» Your instructions:
Pull out every line containing the string "this".

» Figure contents as structured data:
* Start *

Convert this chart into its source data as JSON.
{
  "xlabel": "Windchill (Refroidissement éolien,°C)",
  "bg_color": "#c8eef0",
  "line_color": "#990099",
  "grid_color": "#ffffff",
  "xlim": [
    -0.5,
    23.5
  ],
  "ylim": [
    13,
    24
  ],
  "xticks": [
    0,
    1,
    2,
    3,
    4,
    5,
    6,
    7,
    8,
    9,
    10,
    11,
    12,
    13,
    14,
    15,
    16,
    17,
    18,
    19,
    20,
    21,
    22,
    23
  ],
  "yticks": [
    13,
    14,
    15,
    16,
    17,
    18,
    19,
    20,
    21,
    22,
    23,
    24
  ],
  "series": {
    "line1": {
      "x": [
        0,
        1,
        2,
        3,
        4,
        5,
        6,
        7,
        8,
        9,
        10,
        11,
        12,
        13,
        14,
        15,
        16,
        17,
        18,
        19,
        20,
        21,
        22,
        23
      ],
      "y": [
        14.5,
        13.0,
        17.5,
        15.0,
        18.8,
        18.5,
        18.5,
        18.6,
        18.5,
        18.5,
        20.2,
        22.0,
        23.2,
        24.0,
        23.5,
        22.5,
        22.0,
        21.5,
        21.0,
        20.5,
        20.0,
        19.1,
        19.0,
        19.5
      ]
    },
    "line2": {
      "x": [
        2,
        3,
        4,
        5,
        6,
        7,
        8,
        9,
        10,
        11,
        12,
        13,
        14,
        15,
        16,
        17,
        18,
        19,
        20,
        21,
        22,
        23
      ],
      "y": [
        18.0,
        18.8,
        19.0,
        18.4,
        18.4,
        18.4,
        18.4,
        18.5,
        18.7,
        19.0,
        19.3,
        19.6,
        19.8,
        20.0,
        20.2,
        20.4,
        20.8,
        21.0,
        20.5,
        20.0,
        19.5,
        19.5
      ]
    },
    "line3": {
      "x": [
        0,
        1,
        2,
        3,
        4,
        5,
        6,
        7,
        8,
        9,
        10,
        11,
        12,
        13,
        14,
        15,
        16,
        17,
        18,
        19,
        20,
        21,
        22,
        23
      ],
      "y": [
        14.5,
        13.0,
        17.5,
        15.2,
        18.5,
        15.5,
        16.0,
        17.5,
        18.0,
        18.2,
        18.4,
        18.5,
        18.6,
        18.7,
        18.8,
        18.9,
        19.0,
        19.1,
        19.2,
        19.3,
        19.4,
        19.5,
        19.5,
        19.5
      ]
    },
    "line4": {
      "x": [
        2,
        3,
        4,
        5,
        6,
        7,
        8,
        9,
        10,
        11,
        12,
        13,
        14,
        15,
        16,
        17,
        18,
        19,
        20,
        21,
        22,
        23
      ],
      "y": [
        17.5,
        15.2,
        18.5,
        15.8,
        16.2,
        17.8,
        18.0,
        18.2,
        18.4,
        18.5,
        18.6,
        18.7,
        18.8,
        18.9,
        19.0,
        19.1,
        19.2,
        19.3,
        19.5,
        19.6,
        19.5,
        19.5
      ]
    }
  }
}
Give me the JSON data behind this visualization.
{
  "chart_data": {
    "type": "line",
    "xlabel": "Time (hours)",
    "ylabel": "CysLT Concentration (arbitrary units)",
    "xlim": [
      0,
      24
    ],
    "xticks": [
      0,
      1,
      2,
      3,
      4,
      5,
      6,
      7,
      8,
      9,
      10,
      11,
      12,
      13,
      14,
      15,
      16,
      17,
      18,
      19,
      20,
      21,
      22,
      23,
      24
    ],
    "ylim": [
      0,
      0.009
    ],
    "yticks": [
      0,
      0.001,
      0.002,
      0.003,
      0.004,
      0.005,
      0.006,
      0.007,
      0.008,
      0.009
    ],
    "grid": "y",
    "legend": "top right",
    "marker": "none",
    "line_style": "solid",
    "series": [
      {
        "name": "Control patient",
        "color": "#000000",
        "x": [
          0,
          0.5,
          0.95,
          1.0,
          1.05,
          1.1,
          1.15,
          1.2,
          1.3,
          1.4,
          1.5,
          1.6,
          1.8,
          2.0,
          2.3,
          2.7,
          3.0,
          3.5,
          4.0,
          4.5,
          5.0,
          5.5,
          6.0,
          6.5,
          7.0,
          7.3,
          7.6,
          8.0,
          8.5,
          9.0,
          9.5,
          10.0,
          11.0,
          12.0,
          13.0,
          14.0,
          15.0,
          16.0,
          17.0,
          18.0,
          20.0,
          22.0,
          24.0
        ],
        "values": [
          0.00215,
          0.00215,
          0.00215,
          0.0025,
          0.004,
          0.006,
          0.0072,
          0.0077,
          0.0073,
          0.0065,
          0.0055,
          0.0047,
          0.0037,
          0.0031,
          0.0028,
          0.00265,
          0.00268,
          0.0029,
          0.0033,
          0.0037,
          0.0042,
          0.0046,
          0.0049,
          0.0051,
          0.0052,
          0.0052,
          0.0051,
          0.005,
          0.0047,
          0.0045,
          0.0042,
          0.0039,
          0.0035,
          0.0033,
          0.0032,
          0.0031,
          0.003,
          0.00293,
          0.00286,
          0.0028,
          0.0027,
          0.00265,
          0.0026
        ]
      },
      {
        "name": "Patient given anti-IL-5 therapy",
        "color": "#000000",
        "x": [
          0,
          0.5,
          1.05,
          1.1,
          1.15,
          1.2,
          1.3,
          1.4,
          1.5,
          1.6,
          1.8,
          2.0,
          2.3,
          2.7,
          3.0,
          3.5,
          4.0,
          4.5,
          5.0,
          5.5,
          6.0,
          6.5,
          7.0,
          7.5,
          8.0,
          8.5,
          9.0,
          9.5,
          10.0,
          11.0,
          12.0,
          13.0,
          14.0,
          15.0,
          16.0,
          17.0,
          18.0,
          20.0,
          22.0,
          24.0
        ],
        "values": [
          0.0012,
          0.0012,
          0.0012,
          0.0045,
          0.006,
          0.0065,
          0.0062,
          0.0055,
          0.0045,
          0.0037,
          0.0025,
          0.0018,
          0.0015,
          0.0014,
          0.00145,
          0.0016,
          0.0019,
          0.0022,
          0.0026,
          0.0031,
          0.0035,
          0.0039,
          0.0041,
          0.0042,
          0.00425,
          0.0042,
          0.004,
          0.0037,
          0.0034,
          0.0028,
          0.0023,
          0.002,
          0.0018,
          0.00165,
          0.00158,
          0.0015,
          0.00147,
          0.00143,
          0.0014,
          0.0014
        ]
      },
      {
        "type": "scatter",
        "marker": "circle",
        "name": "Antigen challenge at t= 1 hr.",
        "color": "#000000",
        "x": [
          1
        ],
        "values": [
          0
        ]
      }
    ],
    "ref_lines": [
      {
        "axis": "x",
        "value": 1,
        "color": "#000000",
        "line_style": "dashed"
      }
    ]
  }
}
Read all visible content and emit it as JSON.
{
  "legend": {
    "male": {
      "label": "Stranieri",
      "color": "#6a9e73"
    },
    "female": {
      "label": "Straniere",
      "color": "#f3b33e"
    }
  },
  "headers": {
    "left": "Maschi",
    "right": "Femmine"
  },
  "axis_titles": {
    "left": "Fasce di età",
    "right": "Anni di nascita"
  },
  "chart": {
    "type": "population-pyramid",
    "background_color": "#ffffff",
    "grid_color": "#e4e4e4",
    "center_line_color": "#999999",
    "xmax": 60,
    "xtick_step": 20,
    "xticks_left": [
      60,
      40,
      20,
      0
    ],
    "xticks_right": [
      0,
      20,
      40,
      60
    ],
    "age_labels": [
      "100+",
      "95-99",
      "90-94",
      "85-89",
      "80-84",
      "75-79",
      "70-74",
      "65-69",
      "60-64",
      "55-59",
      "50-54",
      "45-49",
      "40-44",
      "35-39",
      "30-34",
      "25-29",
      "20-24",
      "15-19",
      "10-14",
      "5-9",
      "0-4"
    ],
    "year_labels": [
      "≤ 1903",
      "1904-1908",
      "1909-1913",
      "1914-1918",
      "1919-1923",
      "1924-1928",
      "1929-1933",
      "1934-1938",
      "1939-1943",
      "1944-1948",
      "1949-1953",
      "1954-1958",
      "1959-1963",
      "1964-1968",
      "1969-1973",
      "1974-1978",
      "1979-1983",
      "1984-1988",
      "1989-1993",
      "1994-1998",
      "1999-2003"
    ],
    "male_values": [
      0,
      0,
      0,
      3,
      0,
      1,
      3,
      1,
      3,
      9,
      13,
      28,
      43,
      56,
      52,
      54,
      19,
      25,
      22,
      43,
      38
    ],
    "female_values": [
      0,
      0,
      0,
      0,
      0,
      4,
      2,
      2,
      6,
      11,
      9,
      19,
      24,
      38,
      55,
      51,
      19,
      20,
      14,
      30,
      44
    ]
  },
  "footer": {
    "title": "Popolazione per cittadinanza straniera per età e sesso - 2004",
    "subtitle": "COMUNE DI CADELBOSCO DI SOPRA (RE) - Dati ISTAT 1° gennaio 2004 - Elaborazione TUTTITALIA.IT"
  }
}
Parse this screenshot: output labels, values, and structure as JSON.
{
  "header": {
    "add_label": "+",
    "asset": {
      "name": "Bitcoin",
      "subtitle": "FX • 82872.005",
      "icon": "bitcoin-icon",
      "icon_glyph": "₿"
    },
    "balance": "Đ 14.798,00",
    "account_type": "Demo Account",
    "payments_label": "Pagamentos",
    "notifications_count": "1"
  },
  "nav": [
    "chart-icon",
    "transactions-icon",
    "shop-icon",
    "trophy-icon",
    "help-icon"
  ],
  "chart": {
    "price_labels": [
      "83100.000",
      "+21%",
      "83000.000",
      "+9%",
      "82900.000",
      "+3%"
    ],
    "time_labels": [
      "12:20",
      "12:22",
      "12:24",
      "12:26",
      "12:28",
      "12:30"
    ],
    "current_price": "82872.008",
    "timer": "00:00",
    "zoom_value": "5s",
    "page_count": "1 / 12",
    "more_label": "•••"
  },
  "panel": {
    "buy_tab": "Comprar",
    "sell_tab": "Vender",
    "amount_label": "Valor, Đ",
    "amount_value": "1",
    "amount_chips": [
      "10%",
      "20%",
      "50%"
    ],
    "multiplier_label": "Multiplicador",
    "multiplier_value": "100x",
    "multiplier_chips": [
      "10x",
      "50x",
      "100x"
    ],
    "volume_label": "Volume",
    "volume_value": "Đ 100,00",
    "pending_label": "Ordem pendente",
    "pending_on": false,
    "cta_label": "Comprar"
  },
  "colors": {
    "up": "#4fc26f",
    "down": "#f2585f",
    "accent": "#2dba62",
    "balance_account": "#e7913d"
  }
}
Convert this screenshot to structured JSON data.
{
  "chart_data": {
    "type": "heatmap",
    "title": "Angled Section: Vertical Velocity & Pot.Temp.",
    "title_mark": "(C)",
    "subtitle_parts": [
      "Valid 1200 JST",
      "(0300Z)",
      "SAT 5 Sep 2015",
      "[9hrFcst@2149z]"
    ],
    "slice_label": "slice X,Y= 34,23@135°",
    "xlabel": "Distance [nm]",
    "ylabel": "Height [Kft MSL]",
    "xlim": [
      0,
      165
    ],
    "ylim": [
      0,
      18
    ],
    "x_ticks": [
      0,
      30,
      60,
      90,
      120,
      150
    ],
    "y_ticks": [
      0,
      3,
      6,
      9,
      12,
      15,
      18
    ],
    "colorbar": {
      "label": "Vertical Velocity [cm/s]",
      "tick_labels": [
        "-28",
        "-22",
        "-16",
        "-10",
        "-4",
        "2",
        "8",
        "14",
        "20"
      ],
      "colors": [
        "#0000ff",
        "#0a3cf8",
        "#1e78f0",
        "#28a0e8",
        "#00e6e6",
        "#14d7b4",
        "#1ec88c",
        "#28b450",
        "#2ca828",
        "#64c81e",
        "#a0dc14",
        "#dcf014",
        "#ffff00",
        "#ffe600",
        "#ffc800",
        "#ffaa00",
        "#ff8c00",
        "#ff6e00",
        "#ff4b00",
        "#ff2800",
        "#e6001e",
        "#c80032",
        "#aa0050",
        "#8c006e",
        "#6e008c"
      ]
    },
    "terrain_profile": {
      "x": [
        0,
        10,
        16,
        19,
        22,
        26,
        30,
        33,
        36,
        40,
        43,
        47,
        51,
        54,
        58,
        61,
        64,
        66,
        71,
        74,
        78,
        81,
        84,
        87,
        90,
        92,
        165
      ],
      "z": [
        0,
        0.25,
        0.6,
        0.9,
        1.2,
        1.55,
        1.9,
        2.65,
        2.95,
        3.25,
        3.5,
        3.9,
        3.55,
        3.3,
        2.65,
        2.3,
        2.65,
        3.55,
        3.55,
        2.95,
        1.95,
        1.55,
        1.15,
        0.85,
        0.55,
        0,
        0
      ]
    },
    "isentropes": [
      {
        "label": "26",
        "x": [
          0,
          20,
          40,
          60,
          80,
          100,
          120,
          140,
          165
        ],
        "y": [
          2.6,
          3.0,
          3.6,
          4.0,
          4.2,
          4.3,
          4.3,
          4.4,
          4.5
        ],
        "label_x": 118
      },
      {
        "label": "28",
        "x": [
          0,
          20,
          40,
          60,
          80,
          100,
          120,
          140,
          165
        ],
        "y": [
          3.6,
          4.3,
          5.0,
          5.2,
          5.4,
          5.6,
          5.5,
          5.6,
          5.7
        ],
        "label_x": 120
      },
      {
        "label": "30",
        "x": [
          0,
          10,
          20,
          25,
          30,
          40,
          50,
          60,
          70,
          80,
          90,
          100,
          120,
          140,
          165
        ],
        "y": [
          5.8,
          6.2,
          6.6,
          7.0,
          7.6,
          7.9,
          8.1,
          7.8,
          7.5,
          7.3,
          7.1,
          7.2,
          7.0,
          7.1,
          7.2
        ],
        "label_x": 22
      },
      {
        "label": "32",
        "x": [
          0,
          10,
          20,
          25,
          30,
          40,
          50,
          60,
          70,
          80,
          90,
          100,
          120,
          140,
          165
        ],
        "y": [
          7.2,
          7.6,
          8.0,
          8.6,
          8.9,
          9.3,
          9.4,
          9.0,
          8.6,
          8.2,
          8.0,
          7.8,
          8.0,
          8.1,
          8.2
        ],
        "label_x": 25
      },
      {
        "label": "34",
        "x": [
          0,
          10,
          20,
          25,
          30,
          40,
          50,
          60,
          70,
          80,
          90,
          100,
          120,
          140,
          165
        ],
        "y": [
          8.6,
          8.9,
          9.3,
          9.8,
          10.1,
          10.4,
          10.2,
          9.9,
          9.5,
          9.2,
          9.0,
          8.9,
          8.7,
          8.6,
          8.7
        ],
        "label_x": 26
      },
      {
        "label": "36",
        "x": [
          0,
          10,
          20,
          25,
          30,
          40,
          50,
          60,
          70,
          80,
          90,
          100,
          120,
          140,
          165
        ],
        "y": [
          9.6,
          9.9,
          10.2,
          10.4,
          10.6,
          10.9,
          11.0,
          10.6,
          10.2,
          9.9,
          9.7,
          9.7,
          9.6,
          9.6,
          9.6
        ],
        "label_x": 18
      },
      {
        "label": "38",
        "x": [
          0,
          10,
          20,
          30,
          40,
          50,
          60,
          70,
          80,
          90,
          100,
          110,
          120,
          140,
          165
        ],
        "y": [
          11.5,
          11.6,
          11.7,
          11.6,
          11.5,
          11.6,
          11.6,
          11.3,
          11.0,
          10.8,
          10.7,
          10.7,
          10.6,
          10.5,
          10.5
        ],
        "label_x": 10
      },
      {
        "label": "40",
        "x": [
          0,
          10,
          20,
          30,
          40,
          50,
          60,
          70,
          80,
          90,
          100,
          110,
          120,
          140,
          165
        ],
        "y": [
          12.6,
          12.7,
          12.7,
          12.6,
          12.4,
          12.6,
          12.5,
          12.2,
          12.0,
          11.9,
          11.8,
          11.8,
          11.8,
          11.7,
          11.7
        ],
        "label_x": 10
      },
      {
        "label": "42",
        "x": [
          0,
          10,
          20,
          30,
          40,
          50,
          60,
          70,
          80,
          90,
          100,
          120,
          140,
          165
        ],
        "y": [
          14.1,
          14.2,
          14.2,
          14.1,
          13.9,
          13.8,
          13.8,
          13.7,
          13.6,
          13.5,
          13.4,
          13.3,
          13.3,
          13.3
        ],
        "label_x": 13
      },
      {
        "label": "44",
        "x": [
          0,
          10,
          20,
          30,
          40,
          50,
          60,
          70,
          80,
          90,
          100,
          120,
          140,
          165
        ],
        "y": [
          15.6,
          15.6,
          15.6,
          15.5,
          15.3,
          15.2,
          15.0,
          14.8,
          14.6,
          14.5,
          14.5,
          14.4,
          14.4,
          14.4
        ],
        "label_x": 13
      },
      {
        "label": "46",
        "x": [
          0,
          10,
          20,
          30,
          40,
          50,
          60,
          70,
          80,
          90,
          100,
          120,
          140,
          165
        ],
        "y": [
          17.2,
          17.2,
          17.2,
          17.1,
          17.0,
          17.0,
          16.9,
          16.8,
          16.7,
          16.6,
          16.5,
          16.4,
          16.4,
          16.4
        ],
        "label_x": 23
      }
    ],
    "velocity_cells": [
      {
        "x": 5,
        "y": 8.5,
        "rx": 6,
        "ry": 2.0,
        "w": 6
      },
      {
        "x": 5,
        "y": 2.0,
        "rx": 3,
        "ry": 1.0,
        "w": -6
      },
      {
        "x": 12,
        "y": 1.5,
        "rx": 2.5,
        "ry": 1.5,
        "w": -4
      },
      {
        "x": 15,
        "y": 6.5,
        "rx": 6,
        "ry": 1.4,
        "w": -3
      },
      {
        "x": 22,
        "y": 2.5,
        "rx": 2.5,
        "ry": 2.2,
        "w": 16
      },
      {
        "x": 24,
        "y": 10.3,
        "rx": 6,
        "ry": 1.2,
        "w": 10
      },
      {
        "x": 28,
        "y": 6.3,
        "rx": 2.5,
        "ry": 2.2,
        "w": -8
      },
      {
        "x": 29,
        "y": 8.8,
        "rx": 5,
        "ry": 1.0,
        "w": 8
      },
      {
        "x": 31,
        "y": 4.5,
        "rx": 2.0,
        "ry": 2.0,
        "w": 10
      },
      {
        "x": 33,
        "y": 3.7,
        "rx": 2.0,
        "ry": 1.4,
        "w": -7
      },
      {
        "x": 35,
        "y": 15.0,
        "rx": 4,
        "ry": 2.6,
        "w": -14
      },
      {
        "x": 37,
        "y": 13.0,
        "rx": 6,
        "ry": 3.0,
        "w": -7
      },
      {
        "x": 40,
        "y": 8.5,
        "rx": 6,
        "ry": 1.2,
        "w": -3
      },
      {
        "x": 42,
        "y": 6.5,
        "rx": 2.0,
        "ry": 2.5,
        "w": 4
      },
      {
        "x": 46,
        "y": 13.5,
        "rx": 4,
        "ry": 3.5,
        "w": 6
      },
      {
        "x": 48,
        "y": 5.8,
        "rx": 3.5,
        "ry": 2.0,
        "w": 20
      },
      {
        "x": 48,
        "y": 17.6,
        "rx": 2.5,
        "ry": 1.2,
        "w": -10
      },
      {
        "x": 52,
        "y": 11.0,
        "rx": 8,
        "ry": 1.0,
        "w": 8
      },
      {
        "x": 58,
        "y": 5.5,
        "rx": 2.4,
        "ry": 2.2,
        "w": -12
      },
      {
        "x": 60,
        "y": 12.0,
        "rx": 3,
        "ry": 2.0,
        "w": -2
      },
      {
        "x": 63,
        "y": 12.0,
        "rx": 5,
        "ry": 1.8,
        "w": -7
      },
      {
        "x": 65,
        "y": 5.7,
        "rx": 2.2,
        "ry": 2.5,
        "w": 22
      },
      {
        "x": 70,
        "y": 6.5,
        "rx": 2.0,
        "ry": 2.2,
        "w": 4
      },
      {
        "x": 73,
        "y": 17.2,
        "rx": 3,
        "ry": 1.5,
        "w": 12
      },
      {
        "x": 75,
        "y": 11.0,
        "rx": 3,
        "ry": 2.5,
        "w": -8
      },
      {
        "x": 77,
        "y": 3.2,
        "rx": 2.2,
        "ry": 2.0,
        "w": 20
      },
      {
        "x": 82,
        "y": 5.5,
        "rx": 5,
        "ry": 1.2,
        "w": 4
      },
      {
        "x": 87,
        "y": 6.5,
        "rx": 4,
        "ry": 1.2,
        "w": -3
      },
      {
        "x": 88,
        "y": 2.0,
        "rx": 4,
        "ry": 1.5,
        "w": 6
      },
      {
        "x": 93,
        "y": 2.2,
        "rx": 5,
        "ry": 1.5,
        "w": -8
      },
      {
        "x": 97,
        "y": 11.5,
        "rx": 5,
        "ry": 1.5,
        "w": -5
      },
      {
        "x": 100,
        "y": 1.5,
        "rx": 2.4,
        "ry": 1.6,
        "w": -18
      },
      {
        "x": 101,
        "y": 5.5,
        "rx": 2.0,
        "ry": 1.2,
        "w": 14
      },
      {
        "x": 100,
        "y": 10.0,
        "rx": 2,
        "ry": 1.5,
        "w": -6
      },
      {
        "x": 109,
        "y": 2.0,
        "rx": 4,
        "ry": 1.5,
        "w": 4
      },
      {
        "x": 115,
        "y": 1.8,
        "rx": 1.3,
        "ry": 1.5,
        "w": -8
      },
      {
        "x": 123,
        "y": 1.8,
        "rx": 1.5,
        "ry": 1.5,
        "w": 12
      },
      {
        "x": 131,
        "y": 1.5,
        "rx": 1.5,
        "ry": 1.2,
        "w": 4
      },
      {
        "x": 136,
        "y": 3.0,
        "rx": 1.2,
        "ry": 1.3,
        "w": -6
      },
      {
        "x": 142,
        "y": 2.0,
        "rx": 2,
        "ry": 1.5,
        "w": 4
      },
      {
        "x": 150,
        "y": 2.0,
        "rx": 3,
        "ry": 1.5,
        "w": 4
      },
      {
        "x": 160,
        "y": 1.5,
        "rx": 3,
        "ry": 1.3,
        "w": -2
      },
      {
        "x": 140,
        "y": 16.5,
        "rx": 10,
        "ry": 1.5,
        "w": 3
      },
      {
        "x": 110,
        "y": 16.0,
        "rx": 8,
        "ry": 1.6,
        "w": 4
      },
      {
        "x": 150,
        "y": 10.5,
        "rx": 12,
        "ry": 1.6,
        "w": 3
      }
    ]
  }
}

* End *

» Reply to the task:
Convert this chart into its source data as JSON.
Give me the JSON data behind this visualization.
Parse this screenshot: output labels, values, and structure as JSON.
Convert this screenshot to structured JSON data.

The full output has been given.